# Direction:
Copy the data precisely, keeping every character.
** BEGIN Stored records **
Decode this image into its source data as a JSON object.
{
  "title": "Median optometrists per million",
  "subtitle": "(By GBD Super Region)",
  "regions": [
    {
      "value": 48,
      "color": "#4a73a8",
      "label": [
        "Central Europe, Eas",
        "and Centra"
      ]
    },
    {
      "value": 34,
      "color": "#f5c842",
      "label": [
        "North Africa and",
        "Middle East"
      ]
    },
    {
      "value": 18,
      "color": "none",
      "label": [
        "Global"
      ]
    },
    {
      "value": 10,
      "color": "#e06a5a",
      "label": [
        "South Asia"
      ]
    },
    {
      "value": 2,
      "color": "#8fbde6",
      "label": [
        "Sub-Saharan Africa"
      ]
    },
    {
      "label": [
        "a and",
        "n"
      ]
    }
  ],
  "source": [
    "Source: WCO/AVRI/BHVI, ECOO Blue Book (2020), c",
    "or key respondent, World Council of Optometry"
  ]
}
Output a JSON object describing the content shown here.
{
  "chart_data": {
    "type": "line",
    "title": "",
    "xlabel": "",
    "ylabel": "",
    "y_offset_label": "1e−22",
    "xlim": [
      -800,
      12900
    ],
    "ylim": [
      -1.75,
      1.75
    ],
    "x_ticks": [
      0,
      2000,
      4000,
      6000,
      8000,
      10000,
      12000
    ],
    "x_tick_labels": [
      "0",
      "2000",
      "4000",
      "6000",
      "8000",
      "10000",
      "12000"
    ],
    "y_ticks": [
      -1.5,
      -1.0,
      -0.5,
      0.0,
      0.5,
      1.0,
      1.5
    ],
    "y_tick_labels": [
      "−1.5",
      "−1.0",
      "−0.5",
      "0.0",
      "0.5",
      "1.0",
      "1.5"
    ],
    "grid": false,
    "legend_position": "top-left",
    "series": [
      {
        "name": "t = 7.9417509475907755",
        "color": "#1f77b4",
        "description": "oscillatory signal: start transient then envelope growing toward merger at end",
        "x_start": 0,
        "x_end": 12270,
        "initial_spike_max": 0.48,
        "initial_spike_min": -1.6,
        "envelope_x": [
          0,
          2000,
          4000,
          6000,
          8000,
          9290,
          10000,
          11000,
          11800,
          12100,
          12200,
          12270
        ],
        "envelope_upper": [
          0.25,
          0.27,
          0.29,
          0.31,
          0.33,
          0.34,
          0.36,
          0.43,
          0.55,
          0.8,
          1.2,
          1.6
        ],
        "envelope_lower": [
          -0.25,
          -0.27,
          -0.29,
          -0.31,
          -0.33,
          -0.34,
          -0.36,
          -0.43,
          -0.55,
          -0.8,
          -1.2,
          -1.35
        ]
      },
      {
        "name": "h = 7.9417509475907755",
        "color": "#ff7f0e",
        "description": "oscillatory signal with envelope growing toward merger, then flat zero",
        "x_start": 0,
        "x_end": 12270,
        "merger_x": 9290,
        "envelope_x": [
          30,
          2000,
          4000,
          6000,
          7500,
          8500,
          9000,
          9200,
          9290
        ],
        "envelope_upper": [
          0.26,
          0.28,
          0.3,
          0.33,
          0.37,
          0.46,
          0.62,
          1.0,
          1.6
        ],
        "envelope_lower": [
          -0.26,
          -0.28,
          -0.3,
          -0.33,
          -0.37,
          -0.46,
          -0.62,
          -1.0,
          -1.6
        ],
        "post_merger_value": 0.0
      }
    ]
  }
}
** END Stored records **
# Finished task:
Decode this image into its source data as a JSON object.
{
  "title": "Median optometrists per million",
  "subtitle": "(By GBD Super Region)",
  "regions": [
    {
      "value": 48,
      "color": "#4a73a8",
      "label": [
        "Central Europe, Eas",
        "and Centra"
      ]
    },
    {
      "value": 34,
      "color": "#f5c842",
      "label": [
        "North Africa and",
        "Middle East"
      ]
    },
    {
      "value": 18,
      "color": "none",
      "label": [
        "Global"
      ]
    },
    {
      "value": 10,
      "color": "#e06a5a",
      "label": [
        "South Asia"
      ]
    },
    {
      "value": 2,
      "color": "#8fbde6",
      "label": [
        "Sub-Saharan Africa"
      ]
    },
    {
      "label": [
        "a and",
        "n"
      ]
    }
  ],
  "source": [
    "Source: WCO/AVRI/BHVI, ECOO Blue Book (2020), c",
    "or key respondent, World Council of Optometry"
  ]
}
Output a JSON object describing the content shown here.
{
  "chart_data": {
    "type": "line",
    "title": "",
    "xlabel": "",
    "ylabel": "",
    "y_offset_label": "1e−22",
    "xlim": [
      -800,
      12900
    ],
    "ylim": [
      -1.75,
      1.75
    ],
    "x_ticks": [
      0,
      2000,
      4000,
      6000,
      8000,
      10000,
      12000
    ],
    "x_tick_labels": [
      "0",
      "2000",
      "4000",
      "6000",
      "8000",
      "10000",
      "12000"
    ],
    "y_ticks": [
      -1.5,
      -1.0,
      -0.5,
      0.0,
      0.5,
      1.0,
      1.5
    ],
    "y_tick_labels": [
      "−1.5",
      "−1.0",
      "−0.5",
      "0.0",
      "0.5",
      "1.0",
      "1.5"
    ],
    "grid": false,
    "legend_position": "top-left",
    "series": [
      {
        "name": "t = 7.9417509475907755",
        "color": "#1f77b4",
        "description": "oscillatory signal: start transient then envelope growing toward merger at end",
        "x_start": 0,
        "x_end": 12270,
        "initial_spike_max": 0.48,
        "initial_spike_min": -1.6,
        "envelope_x": [
          0,
          2000,
          4000,
          6000,
          8000,
          9290,
          10000,
          11000,
          11800,
          12100,
          12200,
          12270
        ],
        "envelope_upper": [
          0.25,
          0.27,
          0.29,
          0.31,
          0.33,
          0.34,
          0.36,
          0.43,
          0.55,
          0.8,
          1.2,
          1.6
        ],
        "envelope_lower": [
          -0.25,
          -0.27,
          -0.29,
          -0.31,
          -0.33,
          -0.34,
          -0.36,
          -0.43,
          -0.55,
          -0.8,
          -1.2,
          -1.35
        ]
      },
      {
        "name": "h = 7.9417509475907755",
        "color": "#ff7f0e",
        "description": "oscillatory signal with envelope growing toward merger, then flat zero",
        "x_start": 0,
        "x_end": 12270,
        "merger_x": 9290,
        "envelope_x": [
          30,
          2000,
          4000,
          6000,
          7500,
          8500,
          9000,
          9200,
          9290
        ],
        "envelope_upper": [
          0.26,
          0.28,
          0.3,
          0.33,
          0.37,
          0.46,
          0.62,
          1.0,
          1.6
        ],
        "envelope_lower": [
          -0.26,
          -0.28,
          -0.3,
          -0.33,
          -0.37,
          -0.46,
          -0.62,
          -1.0,
          -1.6
        ],
        "post_merger_value": 0.0
      }
    ]
  }
}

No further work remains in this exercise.